STATED PROBLEM: The records below are to be quoted in full; please keep every word exact.

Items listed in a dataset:
---

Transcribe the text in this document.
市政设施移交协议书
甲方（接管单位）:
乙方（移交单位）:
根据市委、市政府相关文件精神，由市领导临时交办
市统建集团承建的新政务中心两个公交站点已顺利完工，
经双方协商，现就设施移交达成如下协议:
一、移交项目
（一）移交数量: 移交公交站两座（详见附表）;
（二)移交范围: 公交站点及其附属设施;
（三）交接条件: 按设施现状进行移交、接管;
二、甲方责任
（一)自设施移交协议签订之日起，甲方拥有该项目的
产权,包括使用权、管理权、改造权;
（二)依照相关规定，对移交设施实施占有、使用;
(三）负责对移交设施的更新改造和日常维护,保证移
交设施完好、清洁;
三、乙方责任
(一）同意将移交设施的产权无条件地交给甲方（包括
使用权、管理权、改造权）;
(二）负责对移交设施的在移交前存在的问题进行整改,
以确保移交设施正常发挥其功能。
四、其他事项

---

CORRECT RESULT:
Transcribe the text in this document.
市政设施移交协议书
甲方（接管单位）:
乙方（移交单位）:
根据市委、市政府相关文件精神，由市领导临时交办
市统建集团承建的新政务中心两个公交站点已顺利完工，
经双方协商，现就设施移交达成如下协议:
一、移交项目
（一）移交数量: 移交公交站两座（详见附表）;
（二)移交范围: 公交站点及其附属设施;
（三）交接条件: 按设施现状进行移交、接管;
二、甲方责任
（一)自设施移交协议签订之日起，甲方拥有该项目的
产权,包括使用权、管理权、改造权;
（二)依照相关规定，对移交设施实施占有、使用;
(三）负责对移交设施的更新改造和日常维护,保证移
交设施完好、清洁;
三、乙方责任
(一）同意将移交设施的产权无条件地交给甲方（包括
使用权、管理权、改造权）;
(二）负责对移交设施的在移交前存在的问题进行整改,
以确保移交设施正常发挥其功能。
四、其他事项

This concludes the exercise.